GIVEN TASK.
Records follow. Select each line holding "placeholder".

(A run of records)
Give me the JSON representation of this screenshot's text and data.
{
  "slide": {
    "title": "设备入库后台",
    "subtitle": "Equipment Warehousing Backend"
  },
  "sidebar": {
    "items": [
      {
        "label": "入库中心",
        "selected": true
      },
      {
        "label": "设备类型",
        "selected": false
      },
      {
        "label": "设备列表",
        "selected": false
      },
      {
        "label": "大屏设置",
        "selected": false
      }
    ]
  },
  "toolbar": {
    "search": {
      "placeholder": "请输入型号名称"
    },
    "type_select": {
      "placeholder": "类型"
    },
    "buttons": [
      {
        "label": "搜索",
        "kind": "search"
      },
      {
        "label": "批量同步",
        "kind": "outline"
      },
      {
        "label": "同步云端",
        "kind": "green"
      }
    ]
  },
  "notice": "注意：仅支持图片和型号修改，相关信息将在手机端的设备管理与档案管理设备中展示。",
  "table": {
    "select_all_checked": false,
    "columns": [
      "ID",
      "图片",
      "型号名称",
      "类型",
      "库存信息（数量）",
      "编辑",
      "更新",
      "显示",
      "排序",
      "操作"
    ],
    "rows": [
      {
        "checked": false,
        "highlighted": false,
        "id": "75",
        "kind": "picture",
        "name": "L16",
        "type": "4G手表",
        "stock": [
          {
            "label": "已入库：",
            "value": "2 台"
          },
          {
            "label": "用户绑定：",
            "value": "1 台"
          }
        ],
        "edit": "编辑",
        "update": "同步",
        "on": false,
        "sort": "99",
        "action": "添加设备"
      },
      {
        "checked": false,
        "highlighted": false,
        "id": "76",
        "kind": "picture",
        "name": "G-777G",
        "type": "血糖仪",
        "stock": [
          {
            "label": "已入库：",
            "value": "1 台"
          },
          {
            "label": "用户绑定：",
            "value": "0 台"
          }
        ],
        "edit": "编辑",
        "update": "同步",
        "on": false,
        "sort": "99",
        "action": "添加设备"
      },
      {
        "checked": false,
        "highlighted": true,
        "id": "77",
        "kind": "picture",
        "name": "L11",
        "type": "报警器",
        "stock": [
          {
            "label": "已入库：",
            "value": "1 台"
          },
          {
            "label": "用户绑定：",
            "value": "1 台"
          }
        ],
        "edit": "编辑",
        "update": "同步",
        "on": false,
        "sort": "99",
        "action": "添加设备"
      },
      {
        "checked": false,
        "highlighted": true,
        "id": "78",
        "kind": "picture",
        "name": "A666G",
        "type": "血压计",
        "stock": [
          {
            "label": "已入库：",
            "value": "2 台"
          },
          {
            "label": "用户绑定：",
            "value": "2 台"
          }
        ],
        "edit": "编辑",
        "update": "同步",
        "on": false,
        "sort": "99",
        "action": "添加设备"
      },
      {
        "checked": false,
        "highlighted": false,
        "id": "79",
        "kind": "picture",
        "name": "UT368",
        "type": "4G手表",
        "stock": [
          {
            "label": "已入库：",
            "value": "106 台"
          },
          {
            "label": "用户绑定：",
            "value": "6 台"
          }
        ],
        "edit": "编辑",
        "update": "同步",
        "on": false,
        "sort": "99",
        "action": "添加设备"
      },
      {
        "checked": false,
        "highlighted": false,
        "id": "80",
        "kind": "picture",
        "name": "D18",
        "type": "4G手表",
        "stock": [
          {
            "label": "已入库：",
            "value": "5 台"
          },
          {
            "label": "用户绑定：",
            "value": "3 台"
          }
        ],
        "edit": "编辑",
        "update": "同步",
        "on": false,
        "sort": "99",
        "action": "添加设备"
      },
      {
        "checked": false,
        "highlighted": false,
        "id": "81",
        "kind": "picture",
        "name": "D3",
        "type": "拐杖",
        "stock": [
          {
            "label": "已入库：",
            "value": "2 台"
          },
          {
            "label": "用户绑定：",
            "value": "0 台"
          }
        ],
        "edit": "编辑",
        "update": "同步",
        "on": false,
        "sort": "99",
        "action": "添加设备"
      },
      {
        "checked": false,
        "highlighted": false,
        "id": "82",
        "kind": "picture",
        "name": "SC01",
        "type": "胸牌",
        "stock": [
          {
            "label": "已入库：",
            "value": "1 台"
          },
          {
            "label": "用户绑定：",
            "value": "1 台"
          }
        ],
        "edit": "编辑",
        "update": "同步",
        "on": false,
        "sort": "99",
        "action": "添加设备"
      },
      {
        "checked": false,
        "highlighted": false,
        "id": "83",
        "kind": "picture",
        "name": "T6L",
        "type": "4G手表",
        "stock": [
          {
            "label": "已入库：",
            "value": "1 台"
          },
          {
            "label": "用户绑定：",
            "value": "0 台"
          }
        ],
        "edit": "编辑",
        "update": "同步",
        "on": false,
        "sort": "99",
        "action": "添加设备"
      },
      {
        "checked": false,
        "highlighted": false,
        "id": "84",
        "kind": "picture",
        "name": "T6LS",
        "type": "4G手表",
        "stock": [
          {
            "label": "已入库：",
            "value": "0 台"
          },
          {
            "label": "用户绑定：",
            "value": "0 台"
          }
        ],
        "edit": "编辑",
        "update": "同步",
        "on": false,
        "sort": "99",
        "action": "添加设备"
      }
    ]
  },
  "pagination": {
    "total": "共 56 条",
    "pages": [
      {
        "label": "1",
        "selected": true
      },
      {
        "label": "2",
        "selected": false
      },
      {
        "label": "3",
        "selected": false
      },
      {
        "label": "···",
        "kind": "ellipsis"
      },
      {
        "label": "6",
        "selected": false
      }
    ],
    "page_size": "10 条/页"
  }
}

SOLUTION FOR THIS PROBLEM.
      "placeholder": "请输入型号名称"
      "placeholder": "类型"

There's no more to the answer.